Below are some records. Say how many of their lines include the string "none", giving only the number.
--
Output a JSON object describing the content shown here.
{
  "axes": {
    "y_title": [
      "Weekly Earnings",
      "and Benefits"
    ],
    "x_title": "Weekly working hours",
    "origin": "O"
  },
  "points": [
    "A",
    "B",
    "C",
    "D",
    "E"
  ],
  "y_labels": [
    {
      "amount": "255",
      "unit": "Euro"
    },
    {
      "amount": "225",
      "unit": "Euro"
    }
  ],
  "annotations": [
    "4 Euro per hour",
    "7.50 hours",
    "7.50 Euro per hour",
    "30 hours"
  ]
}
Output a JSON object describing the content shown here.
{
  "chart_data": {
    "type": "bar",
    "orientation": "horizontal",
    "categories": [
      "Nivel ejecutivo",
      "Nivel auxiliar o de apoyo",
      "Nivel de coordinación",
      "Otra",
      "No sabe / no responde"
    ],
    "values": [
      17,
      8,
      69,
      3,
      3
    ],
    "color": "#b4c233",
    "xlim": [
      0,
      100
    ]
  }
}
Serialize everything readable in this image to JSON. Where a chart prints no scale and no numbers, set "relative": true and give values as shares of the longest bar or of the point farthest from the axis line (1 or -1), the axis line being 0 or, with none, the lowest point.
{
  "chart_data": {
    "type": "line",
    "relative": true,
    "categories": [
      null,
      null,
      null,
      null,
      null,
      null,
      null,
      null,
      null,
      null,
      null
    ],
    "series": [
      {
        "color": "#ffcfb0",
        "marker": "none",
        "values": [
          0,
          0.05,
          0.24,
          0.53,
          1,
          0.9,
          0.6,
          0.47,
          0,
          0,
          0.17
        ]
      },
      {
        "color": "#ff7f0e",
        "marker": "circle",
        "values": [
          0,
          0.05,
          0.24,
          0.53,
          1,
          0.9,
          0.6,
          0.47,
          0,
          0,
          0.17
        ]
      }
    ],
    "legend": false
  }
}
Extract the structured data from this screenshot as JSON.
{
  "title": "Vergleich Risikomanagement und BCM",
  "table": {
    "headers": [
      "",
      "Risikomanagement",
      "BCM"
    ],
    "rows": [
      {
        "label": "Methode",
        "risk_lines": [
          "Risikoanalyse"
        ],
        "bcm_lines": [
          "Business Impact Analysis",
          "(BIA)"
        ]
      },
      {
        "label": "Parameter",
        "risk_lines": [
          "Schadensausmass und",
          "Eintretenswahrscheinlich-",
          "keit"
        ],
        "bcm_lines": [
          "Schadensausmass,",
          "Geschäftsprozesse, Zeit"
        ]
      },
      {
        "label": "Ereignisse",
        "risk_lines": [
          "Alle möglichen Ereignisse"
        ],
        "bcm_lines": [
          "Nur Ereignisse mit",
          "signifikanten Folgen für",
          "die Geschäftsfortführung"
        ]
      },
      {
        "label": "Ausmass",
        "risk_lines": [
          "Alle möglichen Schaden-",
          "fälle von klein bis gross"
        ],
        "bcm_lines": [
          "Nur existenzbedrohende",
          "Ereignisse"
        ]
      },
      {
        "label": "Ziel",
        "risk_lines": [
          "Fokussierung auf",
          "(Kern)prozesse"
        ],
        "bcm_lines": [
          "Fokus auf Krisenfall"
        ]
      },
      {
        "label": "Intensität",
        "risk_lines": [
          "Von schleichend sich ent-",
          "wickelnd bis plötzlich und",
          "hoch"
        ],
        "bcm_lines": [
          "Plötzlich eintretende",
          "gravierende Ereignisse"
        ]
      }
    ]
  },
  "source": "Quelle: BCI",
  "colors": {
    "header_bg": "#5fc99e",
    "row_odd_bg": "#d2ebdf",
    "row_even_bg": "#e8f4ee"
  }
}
--
▶ Solved exercise: 2